** START OF Source **

History

Canada
- Name: Venture
- Ordered: 1935
- Builder: Meteghan Shipbuilding Ltd. Co., Meteghan, Nova Scotia
- Laid down: 4 January 1937
- Launched: 9 June 1937
- Commissioned: 25 October 1937
- Decommissioned: 1 September 1939
- Maiden voyage: 1 January 1938
- Recommissioned: November 1941
- Decommissioned: 13 May 1943
- Out of service: December 1945
- Renamed: Harbour Craft 190 (19 May 1943)
- Fate: Sold 10 December 1945 to private investors, renamed Alfred & Emily
- Renamed: Alfred & Emily
- In service: 10 December 1945
- Fate: Sank after catching fire, 1951

General characteristics
- Class & type: Three-masted schooner
- Tonnage: 250 long tons (250 t; 280 short tons)
- Length: 142 ft (43.3 m)
- Beam: 27 ft (8.2 m)
- Draught: 14.5 ft (4.42 m)

** END OF Source **
** START OF Extracted data **

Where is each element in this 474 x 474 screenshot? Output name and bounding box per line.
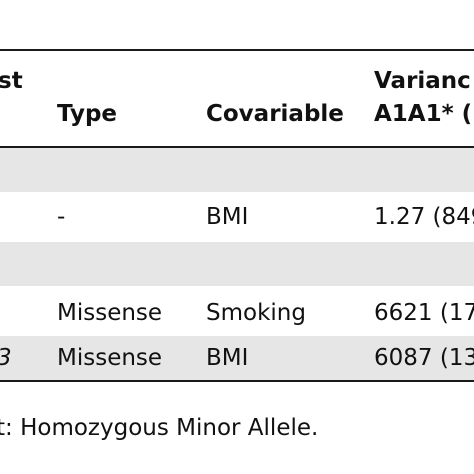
row3-covariable: BMI bbox=[206, 345, 249, 371]
group-band-2 bbox=[0, 242, 474, 286]
table-footnote: t: Homozygous Minor Allele. bbox=[0, 415, 319, 441]
table-top-rule bbox=[0, 49, 474, 51]
header-type: Type bbox=[57, 101, 118, 127]
row1-value: 1.27 (849 bbox=[374, 204, 474, 230]
row1-covariable: BMI bbox=[206, 204, 249, 230]
header-bottom-rule bbox=[0, 146, 474, 148]
header-first-column: st bbox=[0, 68, 23, 94]
header-variance-line1: Varianc bbox=[374, 68, 471, 94]
group-band-3 bbox=[0, 336, 474, 380]
row1-type: - bbox=[57, 204, 66, 230]
row3-type: Missense bbox=[57, 345, 163, 371]
row2-type: Missense bbox=[57, 300, 163, 326]
header-variance-line2: A1A1* ( bbox=[374, 101, 473, 127]
group-band-1 bbox=[0, 148, 474, 192]
header-covariable: Covariable bbox=[206, 101, 344, 127]
row3-value: 6087 (13 bbox=[374, 345, 474, 371]
row3-first-column: 3 bbox=[0, 345, 12, 371]
table-bottom-rule bbox=[0, 380, 474, 382]
row2-covariable: Smoking bbox=[206, 300, 306, 326]
row2-value: 6621 (17 bbox=[374, 300, 474, 326]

** END OF Extracted data **

**Set of tasks:**
1 – Duplicate the part of the Venture history that begins at the words "- Fate: Sold" and stops after "ft (4.42 m)".
2 – According to the Venture history, which company built the ship, and where?

**Answers by task:**
1 –
- Fate: Sold 10 December 1945 to private investors, renamed Alfred & Emily
- Renamed: Alfred & Emily
- In service: 10 December 1945
- Fate: Sank after catching fire, 1951

General characteristics
- Class & type: Three-masted schooner
- Tonnage: 250 long tons (250 t; 280 short tons)
- Length: 142 ft (43.3 m)
- Beam: 27 ft (8.2 m)
- Draught: 14.5 ft (4.42 m)

2 – Meteghan Shipbuilding Ltd. Co., in Meteghan, Nova Scotia.